> _Set task_:
Can you copy out the data exactly? Leave the images out.

> _Extracted entries_:
■ ■ ■ ■ ■

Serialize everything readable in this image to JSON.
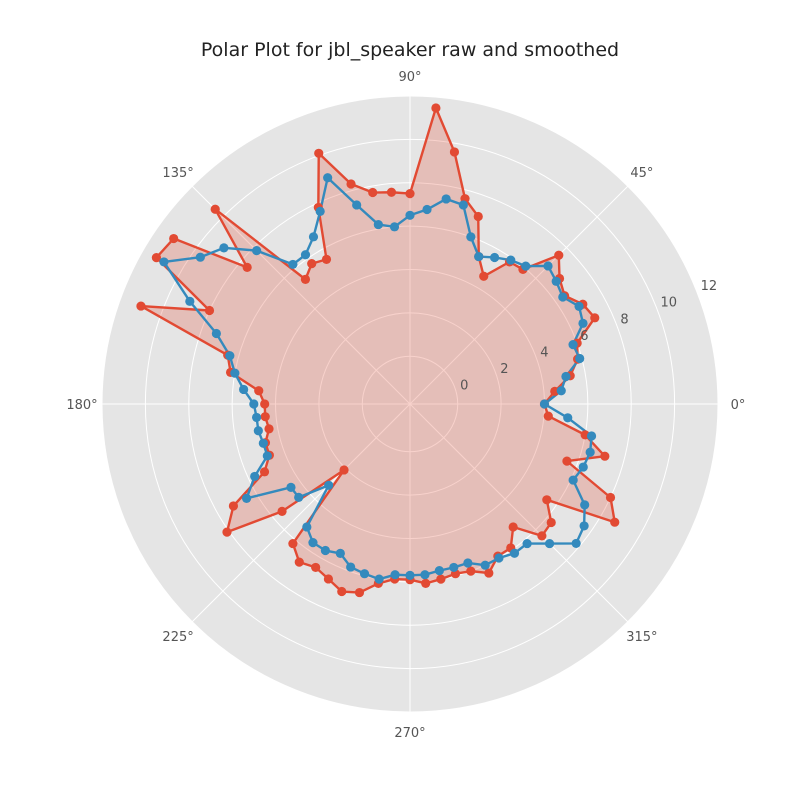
{
  "chart_data": {
    "type": "polar-line",
    "title": "Polar Plot for jbl_speaker raw and smoothed",
    "angle_unit": "degrees",
    "angle_tick_labels": [
      "0°",
      "45°",
      "90°",
      "135°",
      "180°",
      "225°",
      "270°",
      "315°"
    ],
    "angle_ticks": [
      0,
      45,
      90,
      135,
      180,
      225,
      270,
      315
    ],
    "radial_tick_labels": [
      "0",
      "2",
      "4",
      "6",
      "8",
      "10",
      "12"
    ],
    "radial_ticks": [
      0,
      2,
      4,
      6,
      8,
      10,
      12
    ],
    "rlim": [
      -2.2,
      12
    ],
    "grid": true,
    "background": "#e5e5e5",
    "series": [
      {
        "color": "#e24a33",
        "fill": true,
        "fill_color": "#e24a33",
        "points": [
          [
            0,
            4.0
          ],
          [
            5,
            4.5
          ],
          [
            10,
            5.3
          ],
          [
            15,
            5.8
          ],
          [
            20,
            6.0
          ],
          [
            25,
            7.2
          ],
          [
            30,
            7.0
          ],
          [
            35,
            6.5
          ],
          [
            40,
            6.8
          ],
          [
            45,
            7.5
          ],
          [
            50,
            5.9
          ],
          [
            55,
            5.8
          ],
          [
            60,
            4.6
          ],
          [
            65,
            5.3
          ],
          [
            70,
            7.0
          ],
          [
            75,
            7.6
          ],
          [
            80,
            9.6
          ],
          [
            85,
            11.5
          ],
          [
            90,
            7.5
          ],
          [
            95,
            7.6
          ],
          [
            100,
            7.7
          ],
          [
            105,
            8.3
          ],
          [
            110,
            10.1
          ],
          [
            115,
            7.8
          ],
          [
            120,
            5.5
          ],
          [
            125,
            5.7
          ],
          [
            130,
            5.3
          ],
          [
            135,
            10.5
          ],
          [
            140,
            7.6
          ],
          [
            145,
            11.1
          ],
          [
            150,
            11.3
          ],
          [
            155,
            8.0
          ],
          [
            160,
            11.0
          ],
          [
            165,
            6.5
          ],
          [
            170,
            6.2
          ],
          [
            175,
            4.8
          ],
          [
            180,
            4.5
          ],
          [
            185,
            4.5
          ],
          [
            190,
            4.4
          ],
          [
            195,
            4.7
          ],
          [
            200,
            4.7
          ],
          [
            205,
            5.2
          ],
          [
            210,
            7.2
          ],
          [
            215,
            8.1
          ],
          [
            220,
            5.5
          ],
          [
            225,
            2.1
          ],
          [
            230,
            6.2
          ],
          [
            235,
            6.7
          ],
          [
            240,
            6.5
          ],
          [
            245,
            6.7
          ],
          [
            250,
            7.0
          ],
          [
            255,
            6.8
          ],
          [
            260,
            6.2
          ],
          [
            265,
            5.9
          ],
          [
            270,
            5.9
          ],
          [
            275,
            6.1
          ],
          [
            280,
            6.0
          ],
          [
            285,
            5.9
          ],
          [
            290,
            6.0
          ],
          [
            295,
            6.4
          ],
          [
            300,
            5.9
          ],
          [
            305,
            5.9
          ],
          [
            310,
            5.2
          ],
          [
            315,
            6.4
          ],
          [
            320,
            6.3
          ],
          [
            325,
            5.5
          ],
          [
            330,
            8.7
          ],
          [
            335,
            8.0
          ],
          [
            340,
            5.5
          ],
          [
            345,
            7.1
          ],
          [
            350,
            6.0
          ],
          [
            355,
            4.2
          ],
          [
            0,
            4.0
          ]
        ]
      },
      {
        "color": "#348abd",
        "fill": false,
        "points": [
          [
            0,
            4.0
          ],
          [
            5,
            4.8
          ],
          [
            10,
            5.1
          ],
          [
            15,
            5.9
          ],
          [
            20,
            5.8
          ],
          [
            25,
            6.6
          ],
          [
            30,
            6.8
          ],
          [
            35,
            6.4
          ],
          [
            40,
            6.6
          ],
          [
            45,
            6.8
          ],
          [
            50,
            6.1
          ],
          [
            55,
            5.9
          ],
          [
            60,
            5.6
          ],
          [
            65,
            5.3
          ],
          [
            70,
            6.0
          ],
          [
            75,
            7.3
          ],
          [
            80,
            7.4
          ],
          [
            85,
            6.8
          ],
          [
            90,
            6.5
          ],
          [
            95,
            6.0
          ],
          [
            100,
            6.2
          ],
          [
            105,
            7.3
          ],
          [
            110,
            8.9
          ],
          [
            115,
            7.6
          ],
          [
            120,
            6.7
          ],
          [
            125,
            6.2
          ],
          [
            130,
            6.2
          ],
          [
            135,
            7.8
          ],
          [
            140,
            9.0
          ],
          [
            145,
            9.6
          ],
          [
            150,
            10.9
          ],
          [
            155,
            9.0
          ],
          [
            160,
            7.3
          ],
          [
            165,
            6.4
          ],
          [
            170,
            6.0
          ],
          [
            175,
            5.5
          ],
          [
            180,
            5.0
          ],
          [
            185,
            4.9
          ],
          [
            190,
            4.9
          ],
          [
            195,
            4.8
          ],
          [
            200,
            4.8
          ],
          [
            205,
            5.7
          ],
          [
            210,
            6.5
          ],
          [
            215,
            4.5
          ],
          [
            220,
            4.5
          ],
          [
            225,
            3.1
          ],
          [
            230,
            5.2
          ],
          [
            235,
            5.6
          ],
          [
            240,
            5.6
          ],
          [
            245,
            5.4
          ],
          [
            250,
            5.8
          ],
          [
            255,
            5.9
          ],
          [
            260,
            6.0
          ],
          [
            265,
            5.7
          ],
          [
            270,
            5.7
          ],
          [
            275,
            5.7
          ],
          [
            280,
            5.6
          ],
          [
            285,
            5.6
          ],
          [
            290,
            5.6
          ],
          [
            295,
            6.0
          ],
          [
            300,
            6.0
          ],
          [
            305,
            6.2
          ],
          [
            310,
            6.2
          ],
          [
            315,
            6.9
          ],
          [
            320,
            7.8
          ],
          [
            325,
            7.6
          ],
          [
            330,
            7.1
          ],
          [
            335,
            6.1
          ],
          [
            340,
            6.3
          ],
          [
            345,
            6.4
          ],
          [
            350,
            6.3
          ],
          [
            355,
            5.1
          ],
          [
            0,
            4.0
          ]
        ]
      }
    ]
  }
}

■ ■ ■ ■ ■

> _Written reply_:
Serialize everything readable in this image to JSON.
{
  "chart_data": {
    "type": "polar-line",
    "title": "Polar Plot for jbl_speaker raw and smoothed",
    "angle_unit": "degrees",
    "angle_tick_labels": [
      "0°",
      "45°",
      "90°",
      "135°",
      "180°",
      "225°",
      "270°",
      "315°"
    ],
    "angle_ticks": [
      0,
      45,
      90,
      135,
      180,
      225,
      270,
      315
    ],
    "radial_tick_labels": [
      "0",
      "2",
      "4",
      "6",
      "8",
      "10",
      "12"
    ],
    "radial_ticks": [
      0,
      2,
      4,
      6,
      8,
      10,
      12
    ],
    "rlim": [
      -2.2,
      12
    ],
    "grid": true,
    "background": "#e5e5e5",
    "series": [
      {
        "color": "#e24a33",
        "fill": true,
        "fill_color": "#e24a33",
        "points": [
          [
            0,
            4.0
          ],
          [
            5,
            4.5
          ],
          [
            10,
            5.3
          ],
          [
            15,
            5.8
          ],
          [
            20,
            6.0
          ],
          [
            25,
            7.2
          ],
          [
            30,
            7.0
          ],
          [
            35,
            6.5
          ],
          [
            40,
            6.8
          ],
          [
            45,
            7.5
          ],
          [
            50,
            5.9
          ],
          [
            55,
            5.8
          ],
          [
            60,
            4.6
          ],
          [
            65,
            5.3
          ],
          [
            70,
            7.0
          ],
          [
            75,
            7.6
          ],
          [
            80,
            9.6
          ],
          [
            85,
            11.5
          ],
          [
            90,
            7.5
          ],
          [
            95,
            7.6
          ],
          [
            100,
            7.7
          ],
          [
            105,
            8.3
          ],
          [
            110,
            10.1
          ],
          [
            115,
            7.8
          ],
          [
            120,
            5.5
          ],
          [
            125,
            5.7
          ],
          [
            130,
            5.3
          ],
          [
            135,
            10.5
          ],
          [
            140,
            7.6
          ],
          [
            145,
            11.1
          ],
          [
            150,
            11.3
          ],
          [
            155,
            8.0
          ],
          [
            160,
            11.0
          ],
          [
            165,
            6.5
          ],
          [
            170,
            6.2
          ],
          [
            175,
            4.8
          ],
          [
            180,
            4.5
          ],
          [
            185,
            4.5
          ],
          [
            190,
            4.4
          ],
          [
            195,
            4.7
          ],
          [
            200,
            4.7
          ],
          [
            205,
            5.2
          ],
          [
            210,
            7.2
          ],
          [
            215,
            8.1
          ],
          [
            220,
            5.5
          ],
          [
            225,
            2.1
          ],
          [
            230,
            6.2
          ],
          [
            235,
            6.7
          ],
          [
            240,
            6.5
          ],
          [
            245,
            6.7
          ],
          [
            250,
            7.0
          ],
          [
            255,
            6.8
          ],
          [
            260,
            6.2
          ],
          [
            265,
            5.9
          ],
          [
            270,
            5.9
          ],
          [
            275,
            6.1
          ],
          [
            280,
            6.0
          ],
          [
            285,
            5.9
          ],
          [
            290,
            6.0
          ],
          [
            295,
            6.4
          ],
          [
            300,
            5.9
          ],
          [
            305,
            5.9
          ],
          [
            310,
            5.2
          ],
          [
            315,
            6.4
          ],
          [
            320,
            6.3
          ],
          [
            325,
            5.5
          ],
          [
            330,
            8.7
          ],
          [
            335,
            8.0
          ],
          [
            340,
            5.5
          ],
          [
            345,
            7.1
          ],
          [
            350,
            6.0
          ],
          [
            355,
            4.2
          ],
          [
            0,
            4.0
          ]
        ]
      },
      {
        "color": "#348abd",
        "fill": false,
        "points": [
          [
            0,
            4.0
          ],
          [
            5,
            4.8
          ],
          [
            10,
            5.1
          ],
          [
            15,
            5.9
          ],
          [
            20,
            5.8
          ],
          [
            25,
            6.6
          ],
          [
            30,
            6.8
          ],
          [
            35,
            6.4
          ],
          [
            40,
            6.6
          ],
          [
            45,
            6.8
          ],
          [
            50,
            6.1
          ],
          [
            55,
            5.9
          ],
          [
            60,
            5.6
          ],
          [
            65,
            5.3
          ],
          [
            70,
            6.0
          ],
          [
            75,
            7.3
          ],
          [
            80,
            7.4
          ],
          [
            85,
            6.8
          ],
          [
            90,
            6.5
          ],
          [
            95,
            6.0
          ],
          [
            100,
            6.2
          ],
          [
            105,
            7.3
          ],
          [
            110,
            8.9
          ],
          [
            115,
            7.6
          ],
          [
            120,
            6.7
          ],
          [
            125,
            6.2
          ],
          [
            130,
            6.2
          ],
          [
            135,
            7.8
          ],
          [
            140,
            9.0
          ],
          [
            145,
            9.6
          ],
          [
            150,
            10.9
          ],
          [
            155,
            9.0
          ],
          [
            160,
            7.3
          ],
          [
            165,
            6.4
          ],
          [
            170,
            6.0
          ],
          [
            175,
            5.5
          ],
          [
            180,
            5.0
          ],
          [
            185,
            4.9
          ],
          [
            190,
            4.9
          ],
          [
            195,
            4.8
          ],
          [
            200,
            4.8
          ],
          [
            205,
            5.7
          ],
          [
            210,
            6.5
          ],
          [
            215,
            4.5
          ],
          [
            220,
            4.5
          ],
          [
            225,
            3.1
          ],
          [
            230,
            5.2
          ],
          [
            235,
            5.6
          ],
          [
            240,
            5.6
          ],
          [
            245,
            5.4
          ],
          [
            250,
            5.8
          ],
          [
            255,
            5.9
          ],
          [
            260,
            6.0
          ],
          [
            265,
            5.7
          ],
          [
            270,
            5.7
          ],
          [
            275,
            5.7
          ],
          [
            280,
            5.6
          ],
          [
            285,
            5.6
          ],
          [
            290,
            5.6
          ],
          [
            295,
            6.0
          ],
          [
            300,
            6.0
          ],
          [
            305,
            6.2
          ],
          [
            310,
            6.2
          ],
          [
            315,
            6.9
          ],
          [
            320,
            7.8
          ],
          [
            325,
            7.6
          ],
          [
            330,
            7.1
          ],
          [
            335,
            6.1
          ],
          [
            340,
            6.3
          ],
          [
            345,
            6.4
          ],
          [
            350,
            6.3
          ],
          [
            355,
            5.1
          ],
          [
            0,
            4.0
          ]
        ]
      }
    ]
  }
}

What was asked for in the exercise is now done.